A run of records
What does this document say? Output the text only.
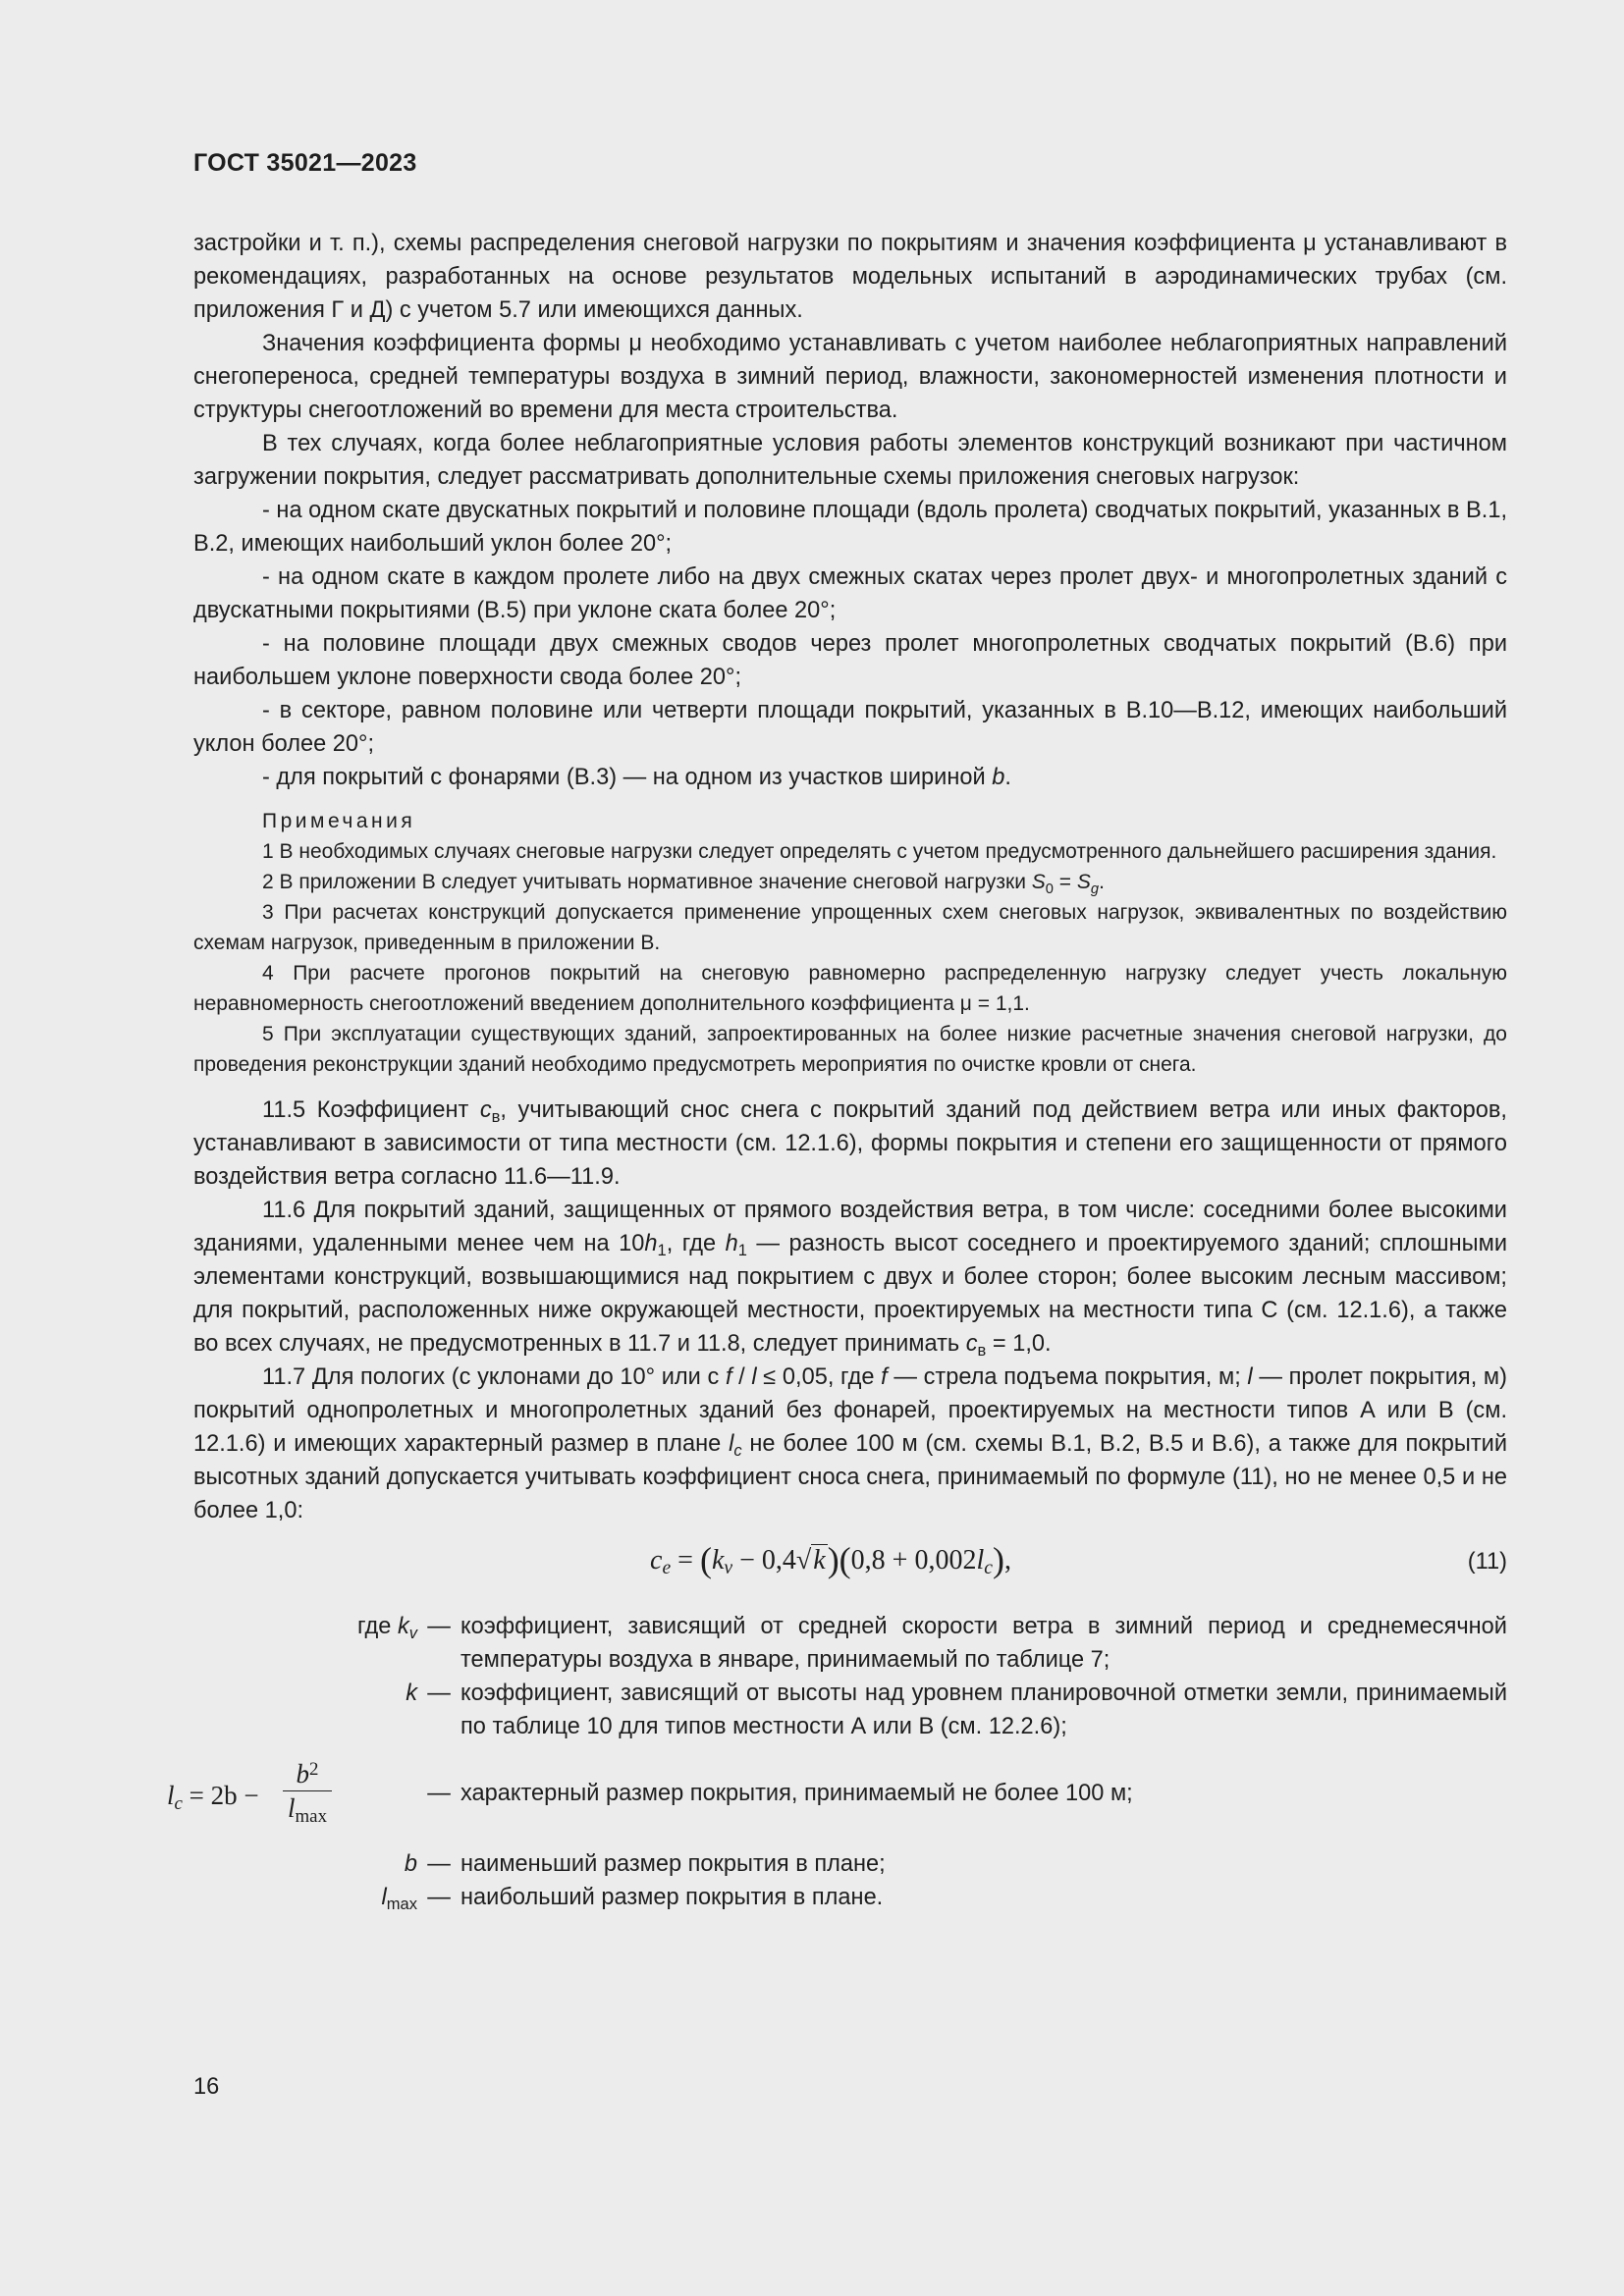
ГОСТ 35021—2023

застройки и т. п.), схемы распределения снеговой нагрузки по покрытиям и значения коэффициента μ устанавливают в рекомендациях, разработанных на основе результатов модельных испытаний в аэродинамических трубах (см. приложения Г и Д) с учетом 5.7 или имеющихся данных.

Значения коэффициента формы μ необходимо устанавливать с учетом наиболее неблагоприятных направлений снегопереноса, средней температуры воздуха в зимний период, влажности, закономерностей изменения плотности и структуры снегоотложений во времени для места строительства.

В тех случаях, когда более неблагоприятные условия работы элементов конструкций возникают при частичном загружении покрытия, следует рассматривать дополнительные схемы приложения снеговых нагрузок:

- на одном скате двускатных покрытий и половине площади (вдоль пролета) сводчатых покрытий, указанных в В.1, В.2, имеющих наибольший уклон более 20°;

- на одном скате в каждом пролете либо на двух смежных скатах через пролет двух- и многопролетных зданий с двускатными покрытиями (В.5) при уклоне ската более 20°;

- на половине площади двух смежных сводов через пролет многопролетных сводчатых покрытий (В.6) при наибольшем уклоне поверхности свода более 20°;

- в секторе, равном половине или четверти площади покрытий, указанных в В.10—В.12, имеющих наибольший уклон более 20°;

- для покрытий с фонарями (В.3) — на одном из участков шириной b.

Примечания

1 В необходимых случаях снеговые нагрузки следует определять с учетом предусмотренного дальнейшего расширения здания.

2 В приложении В следует учитывать нормативное значение снеговой нагрузки $S_0 = S_g$.

3 При расчетах конструкций допускается применение упрощенных схем снеговых нагрузок, эквивалентных по воздействию схемам нагрузок, приведенным в приложении В.

4 При расчете прогонов покрытий на снеговую равномерно распределенную нагрузку следует учесть локальную неравномерность снегоотложений введением дополнительного коэффициента μ = 1,1.

5 При эксплуатации существующих зданий, запроектированных на более низкие расчетные значения снеговой нагрузки, до проведения реконструкции зданий необходимо предусмотреть мероприятия по очистке кровли от снега.

11.5 Коэффициент $c_в$, учитывающий снос снега с покрытий зданий под действием ветра или иных факторов, устанавливают в зависимости от типа местности (см. 12.1.6), формы покрытия и степени его защищенности от прямого воздействия ветра согласно 11.6—11.9.

11.6 Для покрытий зданий, защищенных от прямого воздействия ветра, в том числе: соседними более высокими зданиями, удаленными менее чем на $10h_1$, где $h_1$ — разность высот соседнего и проектируемого зданий; сплошными элементами конструкций, возвышающимися над покрытием с двух и более сторон; более высоким лесным массивом; для покрытий, расположенных ниже окружающей местности, проектируемых на местности типа С (см. 12.1.6), а также во всех случаях, не предусмотренных в 11.7 и 11.8, следует принимать $c_в = 1,0$.

11.7 Для пологих (с уклонами до 10° или с f / l ≤ 0,05, где f — стрела подъема покрытия, м; l — пролет покрытия, м) покрытий однопролетных и многопролетных зданий без фонарей, проектируемых на местности типов А или В (см. 12.1.6) и имеющих характерный размер в плане $l_c$ не более 100 м (см. схемы В.1, В.2, В.5 и В.6), а также для покрытий высотных зданий допускается учитывать коэффициент сноса снега, принимаемый по формуле (11), но не менее 0,5 и не более 1,0:

$c_e = (k_v - 0,4√k)(0,8 + 0,002l_c)$,	(11)
где $k_v$ — коэффициент, зависящий от средней скорости ветра в зимний период и среднемесячной температуры воздуха в январе, принимаемый по таблице 7;
k — коэффициент, зависящий от высоты над уровнем планировочной отметки земли, принимаемый по таблице 10 для типов местности А или В (см. 12.2.6);
$l_c = 2b$ −
$b^2$
$l_{max}$
— характерный размер покрытия, принимаемый не более 100 м;
b — наименьший размер покрытия в плане;
$l_{max}$ — наибольший размер покрытия в плане.
16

* Task description: Pick out the lines that contain "воздействия" and copy them.

* Reply to the exercise:
11.5 Коэффициент $c_в$, учитывающий снос снега с покрытий зданий под действием ветра или иных факторов, устанавливают в зависимости от типа местности (см. 12.1.6), формы покрытия и степени его защищенности от прямого воздействия ветра согласно 11.6—11.9.
11.6 Для покрытий зданий, защищенных от прямого воздействия ветра, в том числе: соседними более высокими зданиями, удаленными менее чем на $10h_1$, где $h_1$ — разность высот соседнего и проектируемого зданий; сплошными элементами конструкций, возвышающимися над покрытием с двух и более сторон; более высоким лесным массивом; для покрытий, расположенных ниже окружающей местности, проектируемых на местности типа С (см. 12.1.6), а также во всех случаях, не предусмотренных в 11.7 и 11.8, следует принимать $c_в = 1,0$.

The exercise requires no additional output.